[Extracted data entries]
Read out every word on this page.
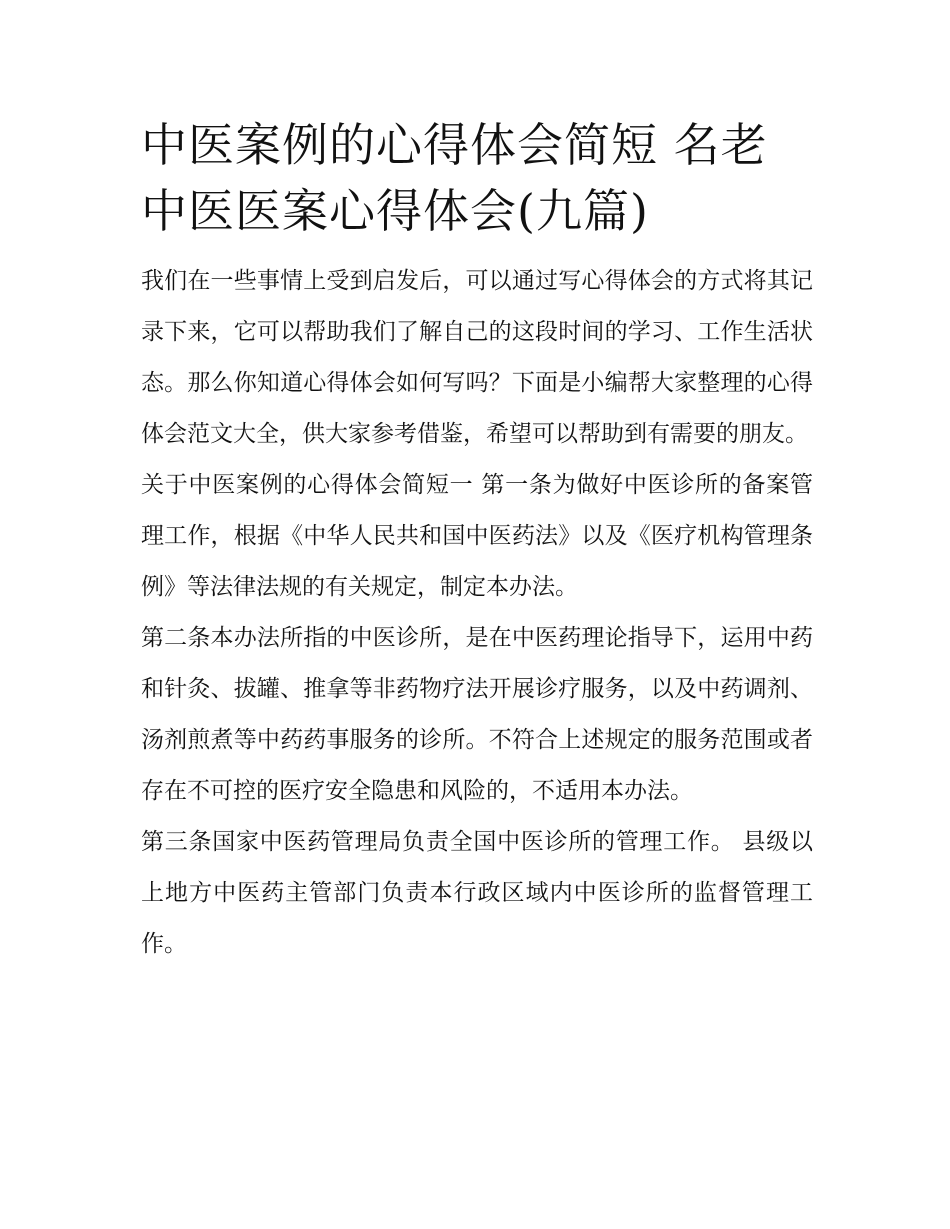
中医案例的心得体会简短 名老中医医案心得体会(九篇)

我们在一些事情上受到启发后，可以通过写心得体会的方式将其记录下来，它可以帮助我们了解自己的这段时间的学习、工作生活状态。那么你知道心得体会如何写吗？下面是小编帮大家整理的心得体会范文大全，供大家参考借鉴，希望可以帮助到有需要的朋友。

关于中医案例的心得体会简短一 第一条为做好中医诊所的备案管理工作，根据《中华人民共和国中医药法》以及《医疗机构管理条例》等法律法规的有关规定，制定本办法。

第二条本办法所指的中医诊所，是在中医药理论指导下，运用中药和针灸、拔罐、推拿等非药物疗法开展诊疗服务，以及中药调剂、汤剂煎煮等中药药事服务的诊所。不符合上述规定的服务范围或者存在不可控的医疗安全隐患和风险的，不适用本办法。

第三条国家中医药管理局负责全国中医诊所的管理工作。 县级以上地方中医药主管部门负责本行政区域内中医诊所的监督管理工作。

# [Task requirements]
Leave out the pictures and copy the rest of the material above exactly.

# [Solution to this task]
Read out every word on this page.
中医案例的心得体会简短 名老中医医案心得体会(九篇)

我们在一些事情上受到启发后，可以通过写心得体会的方式将其记录下来，它可以帮助我们了解自己的这段时间的学习、工作生活状态。那么你知道心得体会如何写吗？下面是小编帮大家整理的心得体会范文大全，供大家参考借鉴，希望可以帮助到有需要的朋友。

关于中医案例的心得体会简短一 第一条为做好中医诊所的备案管理工作，根据《中华人民共和国中医药法》以及《医疗机构管理条例》等法律法规的有关规定，制定本办法。

第二条本办法所指的中医诊所，是在中医药理论指导下，运用中药和针灸、拔罐、推拿等非药物疗法开展诊疗服务，以及中药调剂、汤剂煎煮等中药药事服务的诊所。不符合上述规定的服务范围或者存在不可控的医疗安全隐患和风险的，不适用本办法。

第三条国家中医药管理局负责全国中医诊所的管理工作。 县级以上地方中医药主管部门负责本行政区域内中医诊所的监督管理工作。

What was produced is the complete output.